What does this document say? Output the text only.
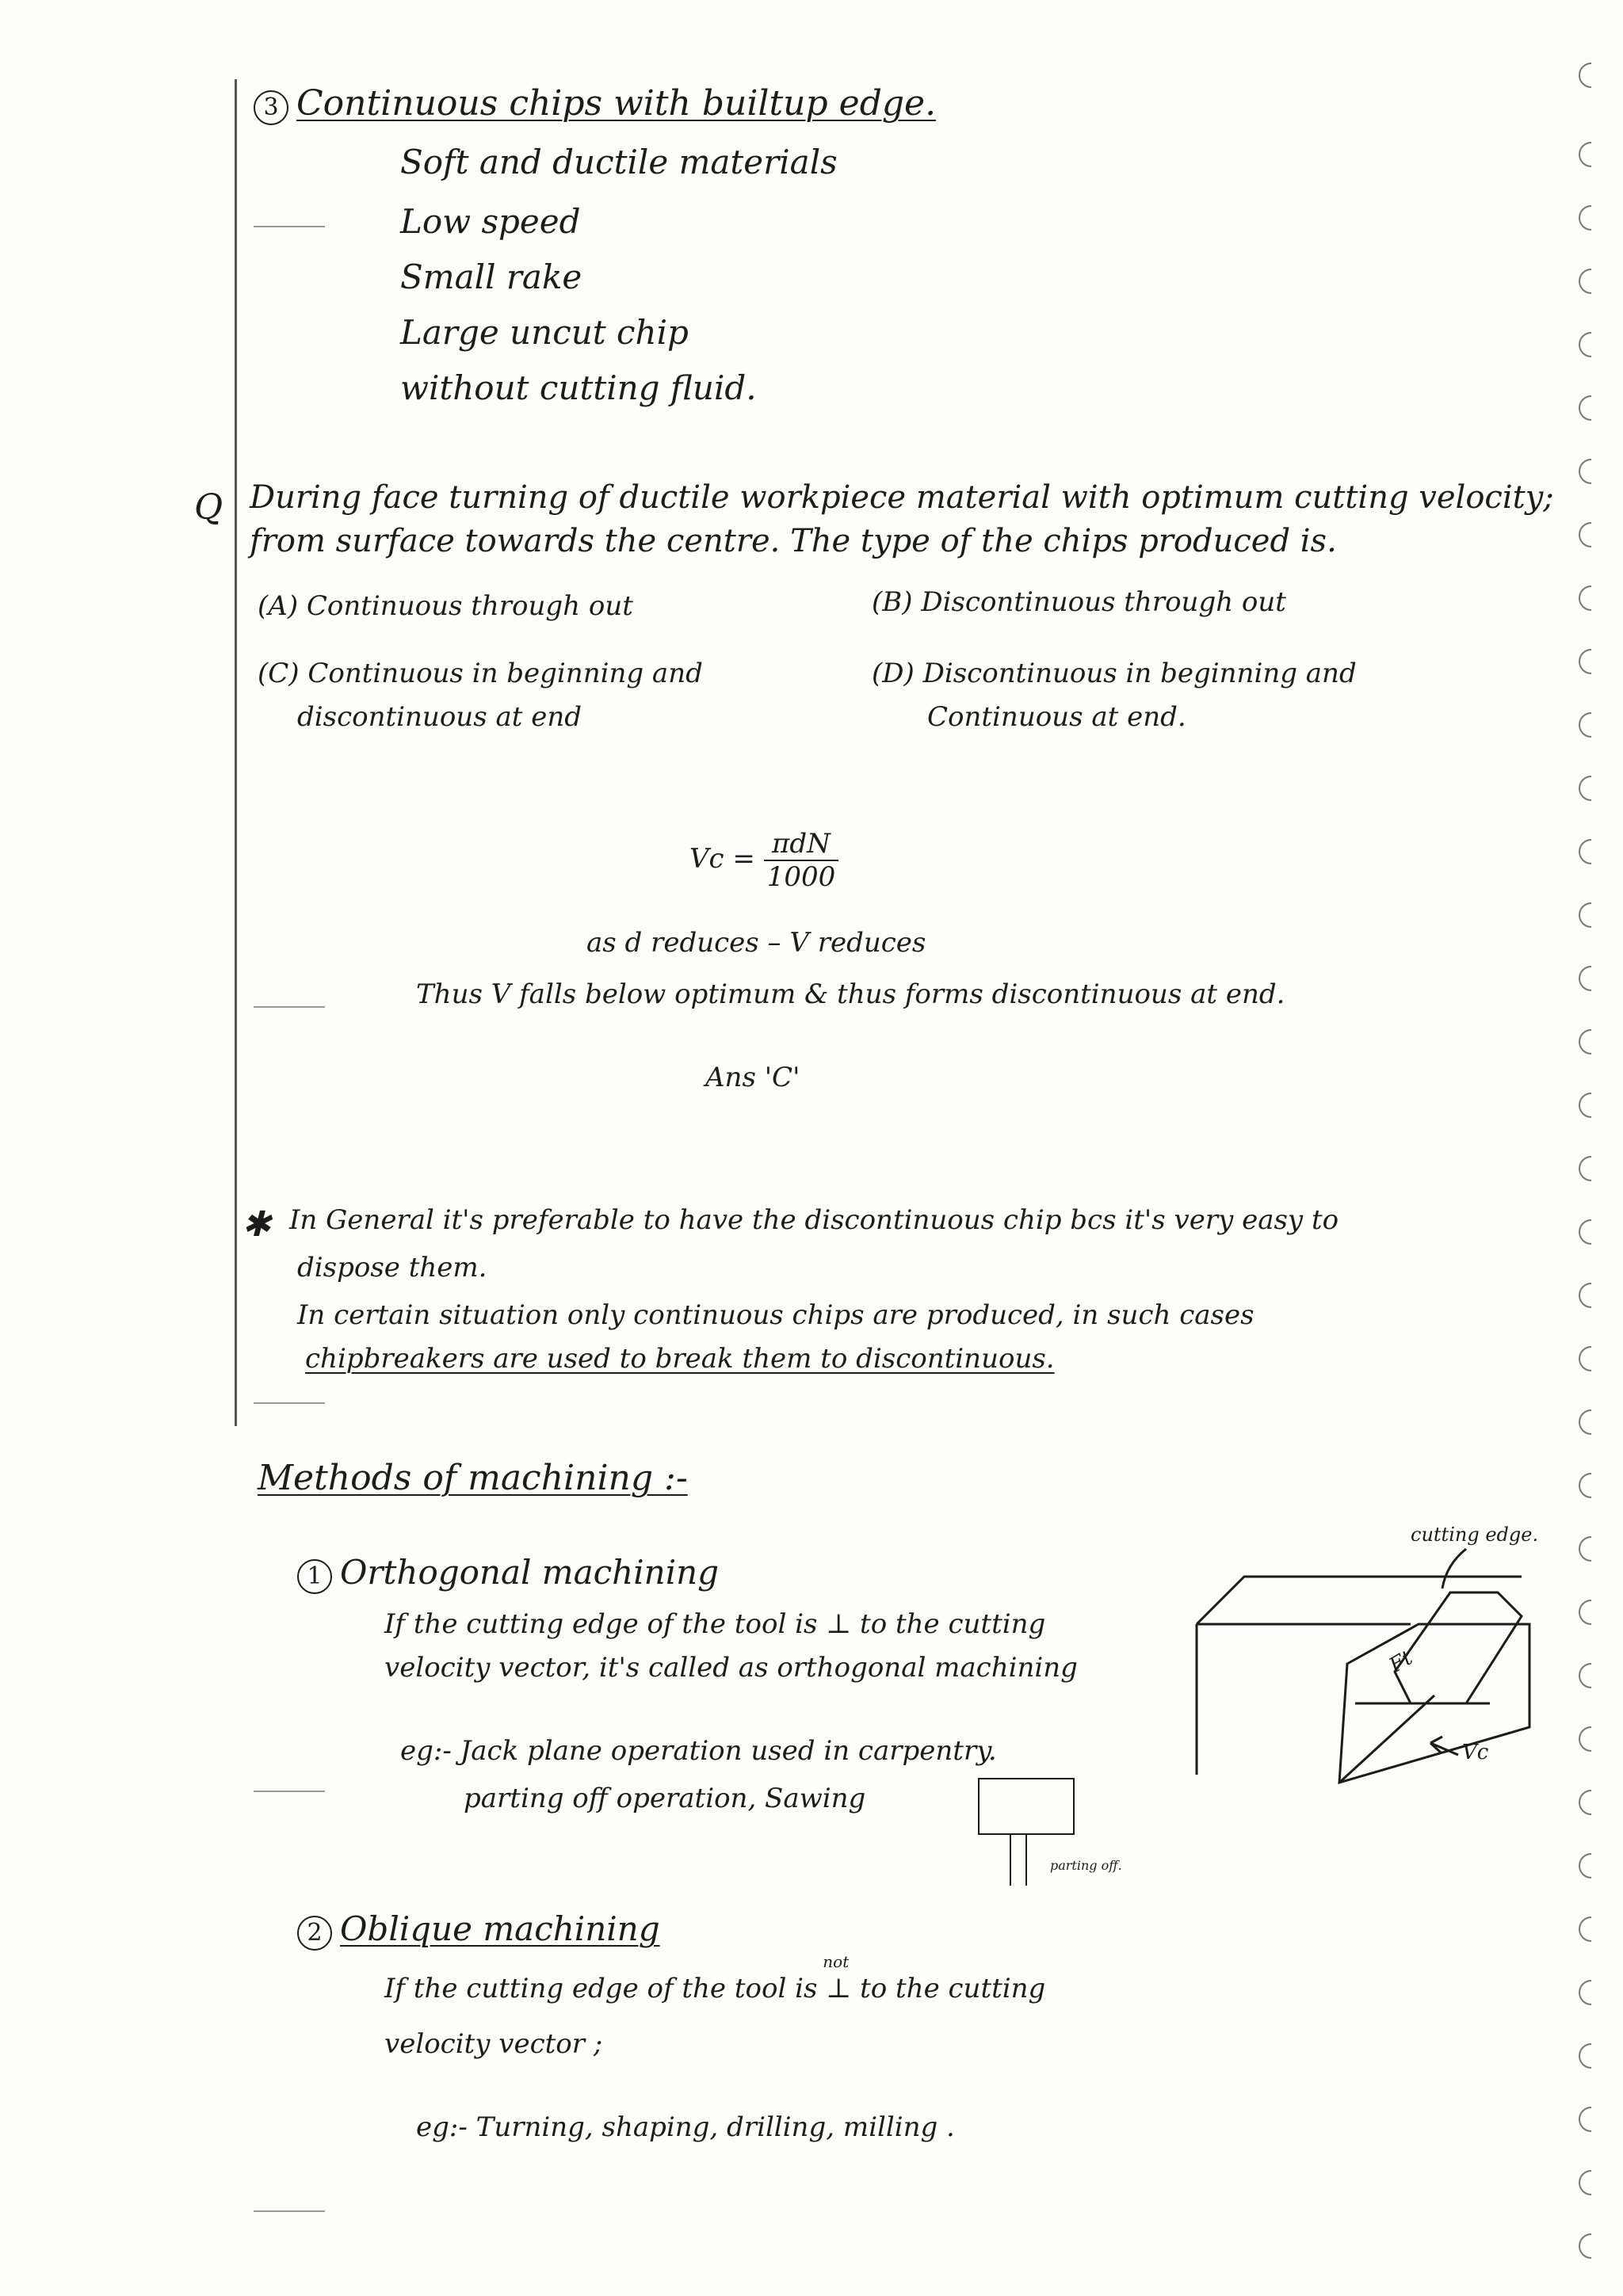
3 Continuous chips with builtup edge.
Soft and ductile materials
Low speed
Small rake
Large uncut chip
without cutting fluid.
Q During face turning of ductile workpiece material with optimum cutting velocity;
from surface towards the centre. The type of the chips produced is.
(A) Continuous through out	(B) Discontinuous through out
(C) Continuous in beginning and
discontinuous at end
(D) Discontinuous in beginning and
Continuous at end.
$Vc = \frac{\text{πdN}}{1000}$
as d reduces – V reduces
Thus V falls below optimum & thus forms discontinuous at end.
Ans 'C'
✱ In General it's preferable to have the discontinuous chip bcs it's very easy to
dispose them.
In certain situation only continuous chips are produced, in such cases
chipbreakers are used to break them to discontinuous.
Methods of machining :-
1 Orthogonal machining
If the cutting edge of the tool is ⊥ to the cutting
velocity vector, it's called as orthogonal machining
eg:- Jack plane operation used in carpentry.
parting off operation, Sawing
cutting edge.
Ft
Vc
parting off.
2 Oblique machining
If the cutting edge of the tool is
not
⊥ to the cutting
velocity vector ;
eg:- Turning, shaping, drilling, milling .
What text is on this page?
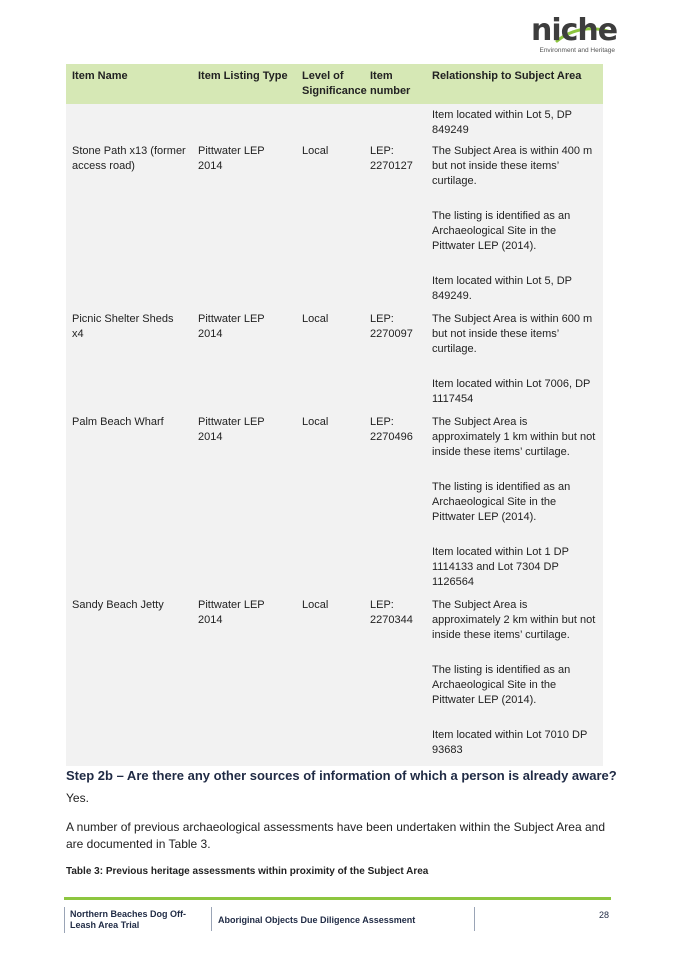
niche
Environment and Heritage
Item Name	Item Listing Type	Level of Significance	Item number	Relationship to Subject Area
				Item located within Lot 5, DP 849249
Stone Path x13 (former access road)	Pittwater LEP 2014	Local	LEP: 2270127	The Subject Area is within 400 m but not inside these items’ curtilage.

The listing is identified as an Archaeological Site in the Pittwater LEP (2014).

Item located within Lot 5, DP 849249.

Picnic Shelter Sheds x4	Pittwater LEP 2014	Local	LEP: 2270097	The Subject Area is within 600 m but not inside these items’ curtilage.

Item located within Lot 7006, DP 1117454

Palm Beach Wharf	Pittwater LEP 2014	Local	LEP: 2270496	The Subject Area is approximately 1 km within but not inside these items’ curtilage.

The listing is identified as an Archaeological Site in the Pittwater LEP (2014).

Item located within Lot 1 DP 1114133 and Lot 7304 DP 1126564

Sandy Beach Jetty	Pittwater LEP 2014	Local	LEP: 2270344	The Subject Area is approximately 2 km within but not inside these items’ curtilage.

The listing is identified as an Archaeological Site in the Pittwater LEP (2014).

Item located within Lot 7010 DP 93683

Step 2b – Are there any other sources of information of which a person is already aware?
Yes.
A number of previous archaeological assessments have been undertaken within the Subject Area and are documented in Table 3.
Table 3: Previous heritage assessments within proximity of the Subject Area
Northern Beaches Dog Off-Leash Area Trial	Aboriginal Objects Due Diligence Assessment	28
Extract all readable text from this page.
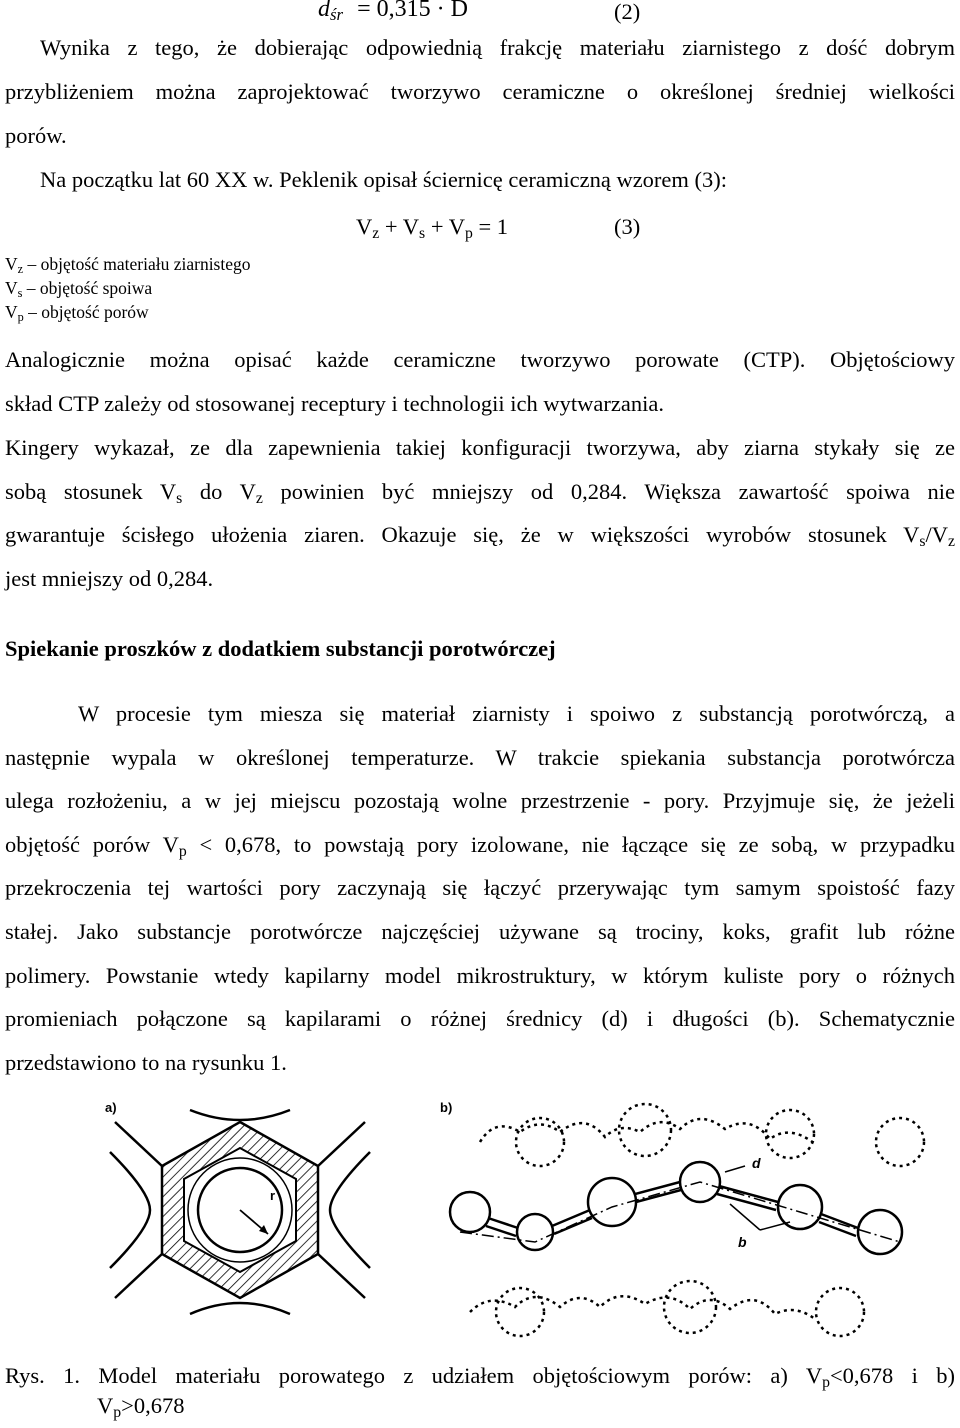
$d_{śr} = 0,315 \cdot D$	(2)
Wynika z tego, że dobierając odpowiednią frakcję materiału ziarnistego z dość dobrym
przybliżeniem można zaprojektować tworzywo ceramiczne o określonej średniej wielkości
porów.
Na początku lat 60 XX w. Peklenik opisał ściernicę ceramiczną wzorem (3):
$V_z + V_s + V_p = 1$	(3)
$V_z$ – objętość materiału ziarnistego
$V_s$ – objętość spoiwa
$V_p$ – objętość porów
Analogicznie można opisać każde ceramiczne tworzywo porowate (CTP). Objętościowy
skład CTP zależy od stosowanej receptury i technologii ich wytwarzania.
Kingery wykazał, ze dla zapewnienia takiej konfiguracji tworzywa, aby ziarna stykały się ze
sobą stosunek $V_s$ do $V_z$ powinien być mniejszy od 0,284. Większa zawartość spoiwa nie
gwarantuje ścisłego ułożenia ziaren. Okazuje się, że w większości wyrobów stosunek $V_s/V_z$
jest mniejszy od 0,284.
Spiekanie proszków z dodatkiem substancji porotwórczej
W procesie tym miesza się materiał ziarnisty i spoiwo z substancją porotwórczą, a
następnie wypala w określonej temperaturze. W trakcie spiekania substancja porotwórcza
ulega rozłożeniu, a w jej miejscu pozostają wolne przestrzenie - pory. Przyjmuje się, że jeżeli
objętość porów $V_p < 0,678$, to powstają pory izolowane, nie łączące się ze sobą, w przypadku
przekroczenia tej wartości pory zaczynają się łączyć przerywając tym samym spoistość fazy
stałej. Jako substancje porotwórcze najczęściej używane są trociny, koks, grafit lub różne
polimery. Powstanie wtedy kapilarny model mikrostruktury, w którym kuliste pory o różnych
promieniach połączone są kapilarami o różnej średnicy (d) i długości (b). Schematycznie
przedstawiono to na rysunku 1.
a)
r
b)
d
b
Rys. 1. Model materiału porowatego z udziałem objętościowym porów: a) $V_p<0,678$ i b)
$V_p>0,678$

=== What the task requires ===
Skip the pictures and transcribe the rest of the records exactly.

=== Response to the task ===
What does this document say? Output the text only.
3 Continuous chips with builtup edge.
Soft and ductile materials
Low speed
Small rake
Large uncut chip
without cutting fluid.
Q During face turning of ductile workpiece material with optimum cutting velocity;
from surface towards the centre. The type of the chips produced is.
(A) Continuous through out	(B) Discontinuous through out
(C) Continuous in beginning and
discontinuous at end
(D) Discontinuous in beginning and
Continuous at end.
$Vc = \frac{\text{πdN}}{1000}$
as d reduces – V reduces
Thus V falls below optimum & thus forms discontinuous at end.
Ans 'C'
✱ In General it's preferable to have the discontinuous chip bcs it's very easy to
dispose them.
In certain situation only continuous chips are produced, in such cases
chipbreakers are used to break them to discontinuous.
Methods of machining :-
1 Orthogonal machining
If the cutting edge of the tool is ⊥ to the cutting
velocity vector, it's called as orthogonal machining
eg:- Jack plane operation used in carpentry.
parting off operation, Sawing
cutting edge.
Ft
Vc
parting off.
2 Oblique machining
If the cutting edge of the tool is
not
⊥ to the cutting
velocity vector ;
eg:- Turning, shaping, drilling, milling .
What text is on this page?
niche
Environment and Heritage
Item Name	Item Listing Type	Level of Significance	Item number	Relationship to Subject Area
				Item located within Lot 5, DP 849249
Stone Path x13 (former access road)	Pittwater LEP 2014	Local	LEP: 2270127	The Subject Area is within 400 m but not inside these items’ curtilage.

The listing is identified as an Archaeological Site in the Pittwater LEP (2014).

Item located within Lot 5, DP 849249.

Picnic Shelter Sheds x4	Pittwater LEP 2014	Local	LEP: 2270097	The Subject Area is within 600 m but not inside these items’ curtilage.

Item located within Lot 7006, DP 1117454

Palm Beach Wharf	Pittwater LEP 2014	Local	LEP: 2270496	The Subject Area is approximately 1 km within but not inside these items’ curtilage.

The listing is identified as an Archaeological Site in the Pittwater LEP (2014).

Item located within Lot 1 DP 1114133 and Lot 7304 DP 1126564

Sandy Beach Jetty	Pittwater LEP 2014	Local	LEP: 2270344	The Subject Area is approximately 2 km within but not inside these items’ curtilage.

The listing is identified as an Archaeological Site in the Pittwater LEP (2014).

Item located within Lot 7010 DP 93683

Step 2b – Are there any other sources of information of which a person is already aware?
Yes.
A number of previous archaeological assessments have been undertaken within the Subject Area and are documented in Table 3.
Table 3: Previous heritage assessments within proximity of the Subject Area
Northern Beaches Dog Off-Leash Area Trial	Aboriginal Objects Due Diligence Assessment	28
Extract all readable text from this page.
$d_{śr} = 0,315 \cdot D$	(2)
Wynika z tego, że dobierając odpowiednią frakcję materiału ziarnistego z dość dobrym
przybliżeniem można zaprojektować tworzywo ceramiczne o określonej średniej wielkości
porów.
Na początku lat 60 XX w. Peklenik opisał ściernicę ceramiczną wzorem (3):
$V_z + V_s + V_p = 1$	(3)
$V_z$ – objętość materiału ziarnistego
$V_s$ – objętość spoiwa
$V_p$ – objętość porów
Analogicznie można opisać każde ceramiczne tworzywo porowate (CTP). Objętościowy
skład CTP zależy od stosowanej receptury i technologii ich wytwarzania.
Kingery wykazał, ze dla zapewnienia takiej konfiguracji tworzywa, aby ziarna stykały się ze
sobą stosunek $V_s$ do $V_z$ powinien być mniejszy od 0,284. Większa zawartość spoiwa nie
gwarantuje ścisłego ułożenia ziaren. Okazuje się, że w większości wyrobów stosunek $V_s/V_z$
jest mniejszy od 0,284.
Spiekanie proszków z dodatkiem substancji porotwórczej
W procesie tym miesza się materiał ziarnisty i spoiwo z substancją porotwórczą, a
następnie wypala w określonej temperaturze. W trakcie spiekania substancja porotwórcza
ulega rozłożeniu, a w jej miejscu pozostają wolne przestrzenie - pory. Przyjmuje się, że jeżeli
objętość porów $V_p < 0,678$, to powstają pory izolowane, nie łączące się ze sobą, w przypadku
przekroczenia tej wartości pory zaczynają się łączyć przerywając tym samym spoistość fazy
stałej. Jako substancje porotwórcze najczęściej używane są trociny, koks, grafit lub różne
polimery. Powstanie wtedy kapilarny model mikrostruktury, w którym kuliste pory o różnych
promieniach połączone są kapilarami o różnej średnicy (d) i długości (b). Schematycznie
przedstawiono to na rysunku 1.
a)
r
b)
d
b
Rys. 1. Model materiału porowatego z udziałem objętościowym porów: a) $V_p<0,678$ i b)
$V_p>0,678$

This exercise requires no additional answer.